Exercise description:
Count lines holding the string "grid" in the data that follows. Reply with one number only.

[Figure dataset records]

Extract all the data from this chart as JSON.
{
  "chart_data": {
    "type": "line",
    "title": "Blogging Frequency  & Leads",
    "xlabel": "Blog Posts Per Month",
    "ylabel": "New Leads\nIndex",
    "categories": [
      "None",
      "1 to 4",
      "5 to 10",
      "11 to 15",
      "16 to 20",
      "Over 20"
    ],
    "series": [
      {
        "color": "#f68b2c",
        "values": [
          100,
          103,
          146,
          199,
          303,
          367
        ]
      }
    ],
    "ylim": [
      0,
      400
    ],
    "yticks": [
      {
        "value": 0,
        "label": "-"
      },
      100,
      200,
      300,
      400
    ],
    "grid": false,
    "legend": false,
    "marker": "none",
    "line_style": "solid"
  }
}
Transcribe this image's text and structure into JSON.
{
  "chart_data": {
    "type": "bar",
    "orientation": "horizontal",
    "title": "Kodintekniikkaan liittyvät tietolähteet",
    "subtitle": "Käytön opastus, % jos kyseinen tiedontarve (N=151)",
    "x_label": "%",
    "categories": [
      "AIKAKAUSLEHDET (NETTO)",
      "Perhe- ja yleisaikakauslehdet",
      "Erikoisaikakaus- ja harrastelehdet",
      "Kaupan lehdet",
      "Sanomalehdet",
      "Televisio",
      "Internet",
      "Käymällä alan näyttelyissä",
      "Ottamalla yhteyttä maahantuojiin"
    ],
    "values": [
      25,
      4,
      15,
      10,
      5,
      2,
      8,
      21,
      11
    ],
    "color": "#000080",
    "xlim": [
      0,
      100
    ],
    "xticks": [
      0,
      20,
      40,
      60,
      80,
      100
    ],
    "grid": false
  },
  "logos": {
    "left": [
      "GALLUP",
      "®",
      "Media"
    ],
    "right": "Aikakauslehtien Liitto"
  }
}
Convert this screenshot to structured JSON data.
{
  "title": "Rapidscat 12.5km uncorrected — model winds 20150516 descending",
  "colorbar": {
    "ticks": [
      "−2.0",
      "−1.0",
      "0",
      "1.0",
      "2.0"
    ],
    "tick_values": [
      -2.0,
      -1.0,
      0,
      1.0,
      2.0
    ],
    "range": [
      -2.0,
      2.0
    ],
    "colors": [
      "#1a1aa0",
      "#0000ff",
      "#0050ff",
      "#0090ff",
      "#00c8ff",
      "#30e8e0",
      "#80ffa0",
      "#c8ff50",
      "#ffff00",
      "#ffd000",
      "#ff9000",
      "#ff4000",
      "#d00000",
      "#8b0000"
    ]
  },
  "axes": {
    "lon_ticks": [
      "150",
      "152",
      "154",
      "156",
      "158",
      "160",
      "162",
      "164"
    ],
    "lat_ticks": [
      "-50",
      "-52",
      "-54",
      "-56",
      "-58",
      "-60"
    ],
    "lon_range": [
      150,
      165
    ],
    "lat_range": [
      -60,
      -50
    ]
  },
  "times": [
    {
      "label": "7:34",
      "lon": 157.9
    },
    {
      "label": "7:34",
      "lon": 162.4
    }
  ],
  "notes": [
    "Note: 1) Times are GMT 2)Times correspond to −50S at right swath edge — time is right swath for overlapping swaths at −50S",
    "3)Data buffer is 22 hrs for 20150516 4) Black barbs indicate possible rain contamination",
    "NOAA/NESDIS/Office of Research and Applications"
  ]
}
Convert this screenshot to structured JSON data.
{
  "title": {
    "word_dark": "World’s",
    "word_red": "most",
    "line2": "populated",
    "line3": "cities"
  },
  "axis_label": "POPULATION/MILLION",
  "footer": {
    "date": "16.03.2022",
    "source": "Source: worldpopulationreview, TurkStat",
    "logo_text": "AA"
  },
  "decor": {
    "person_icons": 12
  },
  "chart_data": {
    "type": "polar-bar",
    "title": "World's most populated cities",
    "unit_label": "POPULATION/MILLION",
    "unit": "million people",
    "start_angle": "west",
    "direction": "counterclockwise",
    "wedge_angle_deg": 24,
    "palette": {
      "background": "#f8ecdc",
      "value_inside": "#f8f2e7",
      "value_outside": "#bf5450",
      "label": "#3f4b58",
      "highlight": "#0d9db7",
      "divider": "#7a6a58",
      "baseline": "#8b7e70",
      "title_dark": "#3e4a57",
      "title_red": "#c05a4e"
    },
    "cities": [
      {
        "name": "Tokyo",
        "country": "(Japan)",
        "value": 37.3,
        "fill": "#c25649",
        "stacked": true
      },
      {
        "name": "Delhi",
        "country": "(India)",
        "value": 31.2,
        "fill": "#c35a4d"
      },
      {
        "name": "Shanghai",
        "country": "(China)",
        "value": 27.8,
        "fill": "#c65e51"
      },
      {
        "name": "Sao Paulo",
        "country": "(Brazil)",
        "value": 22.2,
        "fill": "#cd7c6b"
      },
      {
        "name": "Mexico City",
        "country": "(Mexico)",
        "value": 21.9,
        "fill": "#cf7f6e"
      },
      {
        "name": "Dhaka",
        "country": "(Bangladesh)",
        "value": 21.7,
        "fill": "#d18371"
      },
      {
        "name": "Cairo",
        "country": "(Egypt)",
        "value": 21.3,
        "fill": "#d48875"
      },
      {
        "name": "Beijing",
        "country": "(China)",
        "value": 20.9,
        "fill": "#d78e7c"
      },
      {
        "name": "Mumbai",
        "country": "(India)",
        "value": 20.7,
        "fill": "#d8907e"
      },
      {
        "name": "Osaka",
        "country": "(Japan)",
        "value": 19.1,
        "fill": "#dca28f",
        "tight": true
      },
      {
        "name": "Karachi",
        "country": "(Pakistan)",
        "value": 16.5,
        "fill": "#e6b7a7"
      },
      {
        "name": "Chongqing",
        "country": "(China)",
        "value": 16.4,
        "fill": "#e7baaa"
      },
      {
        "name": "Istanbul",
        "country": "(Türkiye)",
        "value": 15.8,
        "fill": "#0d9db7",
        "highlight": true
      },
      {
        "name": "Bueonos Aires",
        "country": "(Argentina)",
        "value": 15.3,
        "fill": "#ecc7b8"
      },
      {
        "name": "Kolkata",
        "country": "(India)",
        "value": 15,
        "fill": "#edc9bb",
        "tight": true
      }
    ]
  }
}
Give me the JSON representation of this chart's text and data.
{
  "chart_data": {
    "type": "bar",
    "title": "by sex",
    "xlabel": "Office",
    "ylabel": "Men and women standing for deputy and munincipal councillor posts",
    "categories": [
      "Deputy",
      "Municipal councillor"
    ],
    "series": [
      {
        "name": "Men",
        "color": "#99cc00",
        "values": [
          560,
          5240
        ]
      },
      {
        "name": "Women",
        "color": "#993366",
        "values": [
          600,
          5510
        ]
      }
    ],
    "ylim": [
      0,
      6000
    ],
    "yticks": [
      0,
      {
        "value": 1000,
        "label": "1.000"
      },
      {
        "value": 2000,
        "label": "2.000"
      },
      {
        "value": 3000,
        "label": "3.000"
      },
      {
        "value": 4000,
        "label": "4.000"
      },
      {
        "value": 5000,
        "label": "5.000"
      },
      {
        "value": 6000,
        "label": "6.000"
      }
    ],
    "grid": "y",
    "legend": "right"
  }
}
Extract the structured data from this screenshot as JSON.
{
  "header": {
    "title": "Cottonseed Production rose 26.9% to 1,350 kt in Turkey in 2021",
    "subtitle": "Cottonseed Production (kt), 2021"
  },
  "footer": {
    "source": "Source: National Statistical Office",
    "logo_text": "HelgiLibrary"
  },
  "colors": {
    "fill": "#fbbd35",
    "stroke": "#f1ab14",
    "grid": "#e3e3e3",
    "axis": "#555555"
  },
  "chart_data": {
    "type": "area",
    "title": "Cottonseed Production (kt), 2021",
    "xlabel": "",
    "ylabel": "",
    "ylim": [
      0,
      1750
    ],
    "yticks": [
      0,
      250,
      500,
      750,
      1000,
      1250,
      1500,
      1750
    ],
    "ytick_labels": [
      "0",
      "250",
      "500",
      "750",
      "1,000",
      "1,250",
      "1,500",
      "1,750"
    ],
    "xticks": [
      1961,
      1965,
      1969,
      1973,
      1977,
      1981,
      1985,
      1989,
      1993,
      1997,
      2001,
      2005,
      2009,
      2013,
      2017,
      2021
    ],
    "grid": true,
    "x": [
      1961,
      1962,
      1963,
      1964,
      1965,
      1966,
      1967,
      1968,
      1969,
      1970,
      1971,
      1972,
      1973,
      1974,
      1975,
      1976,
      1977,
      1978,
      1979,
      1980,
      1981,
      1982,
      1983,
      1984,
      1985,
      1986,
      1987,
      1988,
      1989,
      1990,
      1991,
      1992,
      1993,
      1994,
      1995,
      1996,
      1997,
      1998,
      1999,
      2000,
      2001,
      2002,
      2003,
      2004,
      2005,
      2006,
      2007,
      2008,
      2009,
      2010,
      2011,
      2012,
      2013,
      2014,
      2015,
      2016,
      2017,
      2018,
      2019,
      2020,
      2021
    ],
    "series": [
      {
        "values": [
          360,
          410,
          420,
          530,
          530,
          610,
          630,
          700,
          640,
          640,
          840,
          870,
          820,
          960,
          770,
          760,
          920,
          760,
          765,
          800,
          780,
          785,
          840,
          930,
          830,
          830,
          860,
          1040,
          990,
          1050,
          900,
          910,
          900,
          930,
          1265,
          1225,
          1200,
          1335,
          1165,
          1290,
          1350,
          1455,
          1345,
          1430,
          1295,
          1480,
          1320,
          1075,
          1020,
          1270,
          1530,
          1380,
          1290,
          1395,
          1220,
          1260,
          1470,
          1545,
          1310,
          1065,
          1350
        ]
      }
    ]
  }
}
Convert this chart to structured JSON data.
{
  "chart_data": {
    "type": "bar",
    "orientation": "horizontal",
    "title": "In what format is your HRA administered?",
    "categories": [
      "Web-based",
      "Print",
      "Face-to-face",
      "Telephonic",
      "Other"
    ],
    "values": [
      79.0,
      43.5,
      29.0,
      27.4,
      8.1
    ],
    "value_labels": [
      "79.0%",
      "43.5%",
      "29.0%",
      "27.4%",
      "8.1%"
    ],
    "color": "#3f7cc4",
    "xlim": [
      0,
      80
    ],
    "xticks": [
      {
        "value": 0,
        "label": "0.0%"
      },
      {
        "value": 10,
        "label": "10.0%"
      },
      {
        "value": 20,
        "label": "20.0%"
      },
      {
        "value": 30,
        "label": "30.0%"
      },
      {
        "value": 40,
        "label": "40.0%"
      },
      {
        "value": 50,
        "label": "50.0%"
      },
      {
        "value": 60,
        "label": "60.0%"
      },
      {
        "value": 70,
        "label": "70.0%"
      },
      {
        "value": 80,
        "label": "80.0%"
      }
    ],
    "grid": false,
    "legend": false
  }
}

Exercise result:
6